So... maybe we could add a new configuration like "core.hideSensitive", and
there are some supported values , "loose", "normal " and "strict":

    loose: plumbing full information in trace2, even warning.
    normal: plumbing full information in trace2, but not warning.
    strict: plumbing part of information in trace2, but not warning

But it looks like heavy, maybe not worthy... So, currently I will remove
basename and print the pack with path if there are no new inputs here.

Thanks.

> If we get later bitmap-related information in the trace2 stream, we know
> that we opened a bitmap. And at the moment we read a bitmap, there is
> only one such bitmap in the repository.
>
> I suppose that this is race-proof in the sense that if the bitmaps
> change after reading, we can still usefully debug the trace2 stream
> after the fact.
>
> So even though my first reaction was that this was unnecessary, on
> balance I do find it useful.

Yes... I think it's useful as least for me to do some bitmap tests and
I think print a bit more related information in trace2 data might be OK.

Given information >>
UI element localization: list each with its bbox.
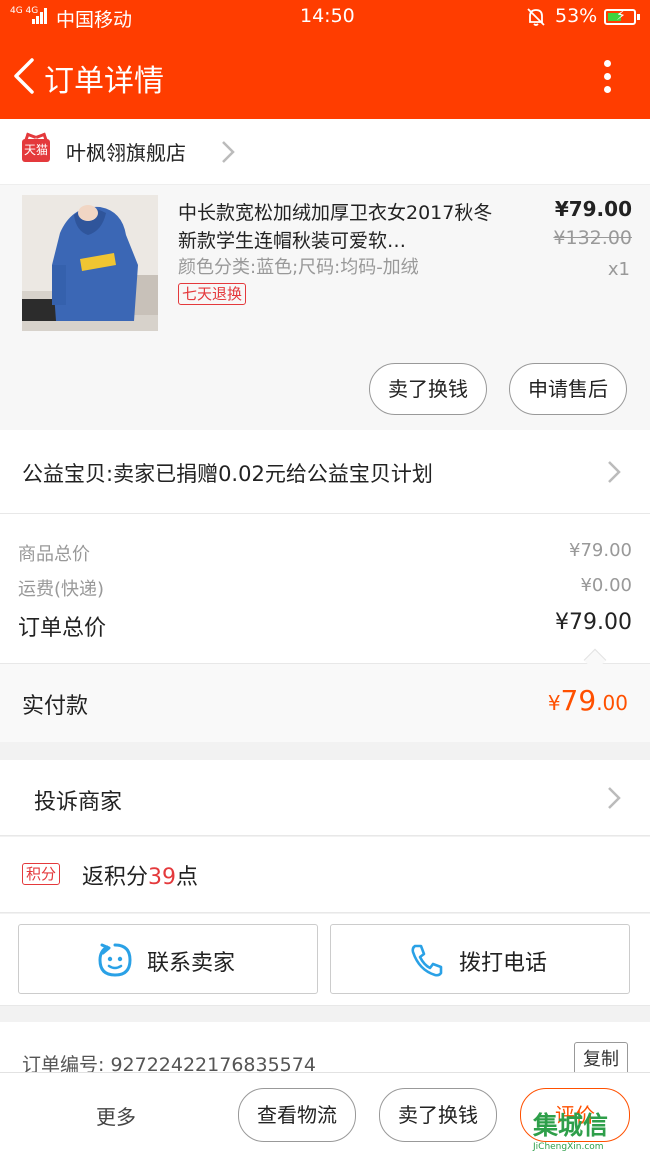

To be done >>
**A.** In the trace2 excerpt, what name is suggested for the new configuration?
**B.** Copy the passage of the trace2 excerpt between "strict: plumbing part" and "after the fact.", inclusive.
The listing was taken from a different source than the trace2 excerpt.

Final answers >>
**A.** core.hideSensitive

**B.**
strict: plumbing part of information in trace2, but not warning

But it looks like heavy, maybe not worthy... So, currently I will remove
basename and print the pack with path if there are no new inputs here.

Thanks.

> If we get later bitmap-related information in the trace2 stream, we know
> that we opened a bitmap. And at the moment we read a bitmap, there is
> only one such bitmap in the repository.
>
> I suppose that this is race-proof in the sense that if the bitmaps
> change after reading, we can still usefully debug the trace2 stream
> after the fact.